— The exercise —
Copy, in full, each line of the material that holds the word "text".

— Dataset records —
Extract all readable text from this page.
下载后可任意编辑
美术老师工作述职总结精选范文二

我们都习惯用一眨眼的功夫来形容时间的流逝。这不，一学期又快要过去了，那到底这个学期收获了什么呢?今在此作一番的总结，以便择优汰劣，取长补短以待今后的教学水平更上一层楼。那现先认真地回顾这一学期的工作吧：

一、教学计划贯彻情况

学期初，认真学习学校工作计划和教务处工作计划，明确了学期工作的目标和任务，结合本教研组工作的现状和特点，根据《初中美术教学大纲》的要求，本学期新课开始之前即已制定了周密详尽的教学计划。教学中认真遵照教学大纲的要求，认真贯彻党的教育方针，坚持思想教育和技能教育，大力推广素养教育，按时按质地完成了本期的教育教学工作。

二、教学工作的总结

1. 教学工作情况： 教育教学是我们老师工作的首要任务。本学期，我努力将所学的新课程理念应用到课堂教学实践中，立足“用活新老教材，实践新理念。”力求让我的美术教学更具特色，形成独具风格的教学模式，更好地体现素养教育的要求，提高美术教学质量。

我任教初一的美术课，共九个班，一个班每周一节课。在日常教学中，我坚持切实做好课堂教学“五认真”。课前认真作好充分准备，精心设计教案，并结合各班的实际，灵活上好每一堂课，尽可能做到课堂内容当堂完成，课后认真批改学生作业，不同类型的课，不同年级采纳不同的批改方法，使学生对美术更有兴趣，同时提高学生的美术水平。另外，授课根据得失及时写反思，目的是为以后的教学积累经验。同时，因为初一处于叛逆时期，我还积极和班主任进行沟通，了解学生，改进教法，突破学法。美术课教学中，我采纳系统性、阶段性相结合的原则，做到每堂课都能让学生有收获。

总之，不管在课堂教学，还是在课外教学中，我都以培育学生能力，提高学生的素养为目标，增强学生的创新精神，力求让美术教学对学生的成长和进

--

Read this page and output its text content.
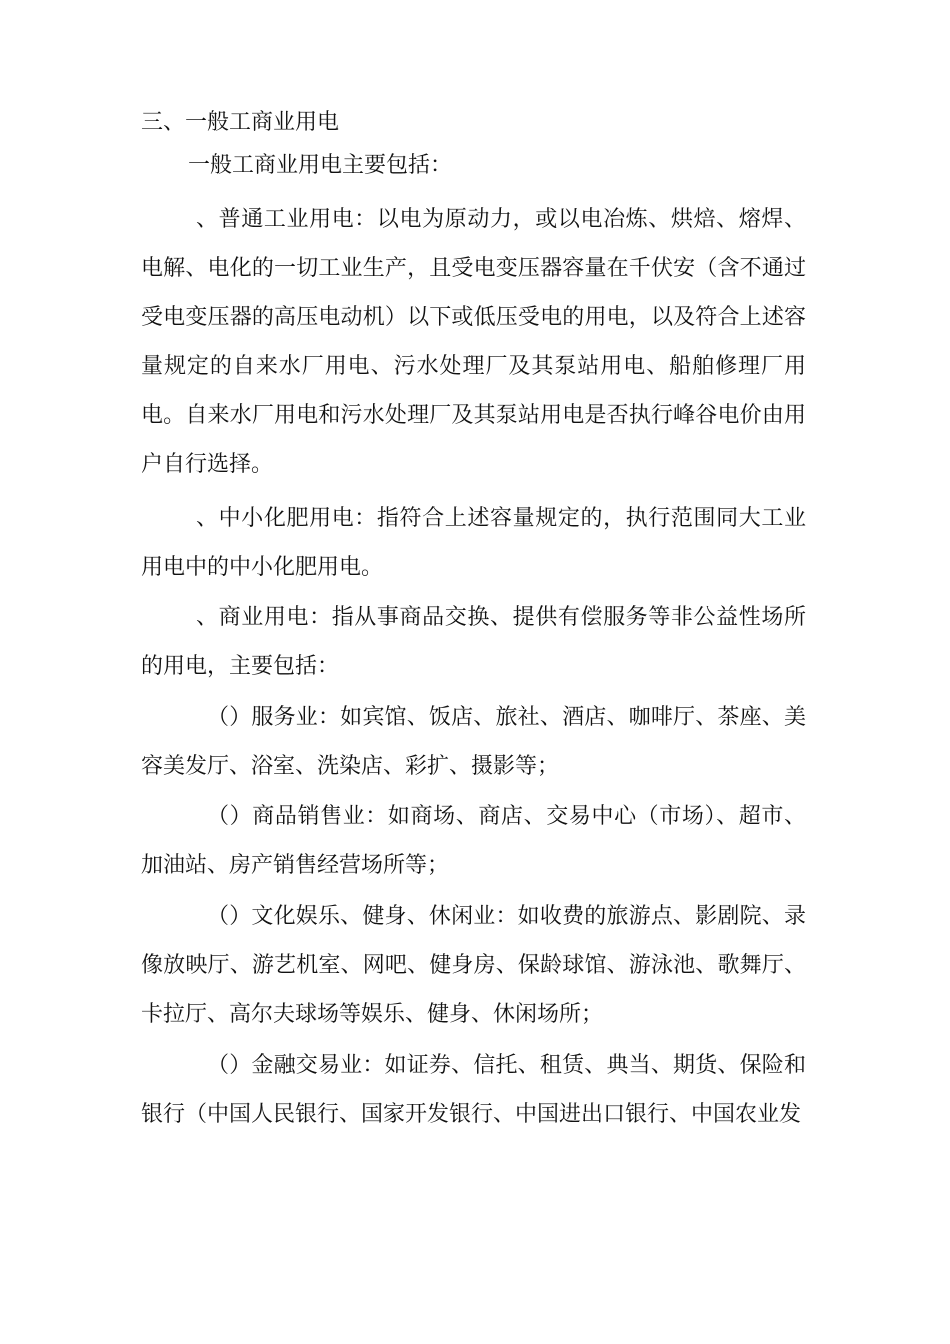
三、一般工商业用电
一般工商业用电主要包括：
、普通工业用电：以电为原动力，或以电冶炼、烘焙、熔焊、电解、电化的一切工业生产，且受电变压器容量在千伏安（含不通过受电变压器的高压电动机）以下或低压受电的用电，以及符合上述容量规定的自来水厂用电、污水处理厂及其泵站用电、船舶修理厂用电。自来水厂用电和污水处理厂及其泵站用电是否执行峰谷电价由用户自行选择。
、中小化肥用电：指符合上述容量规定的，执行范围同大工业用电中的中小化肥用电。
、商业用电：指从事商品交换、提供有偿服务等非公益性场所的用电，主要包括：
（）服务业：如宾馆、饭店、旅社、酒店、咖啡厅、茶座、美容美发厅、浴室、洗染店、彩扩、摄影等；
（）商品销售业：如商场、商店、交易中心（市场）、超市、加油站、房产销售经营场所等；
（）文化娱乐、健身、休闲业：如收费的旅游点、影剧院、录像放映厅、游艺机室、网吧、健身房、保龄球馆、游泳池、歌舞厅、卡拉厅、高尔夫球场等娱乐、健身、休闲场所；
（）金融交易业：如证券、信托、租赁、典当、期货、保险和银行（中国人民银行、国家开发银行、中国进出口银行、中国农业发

— The output —
Extract all readable text from this page.
Read this page and output its text content.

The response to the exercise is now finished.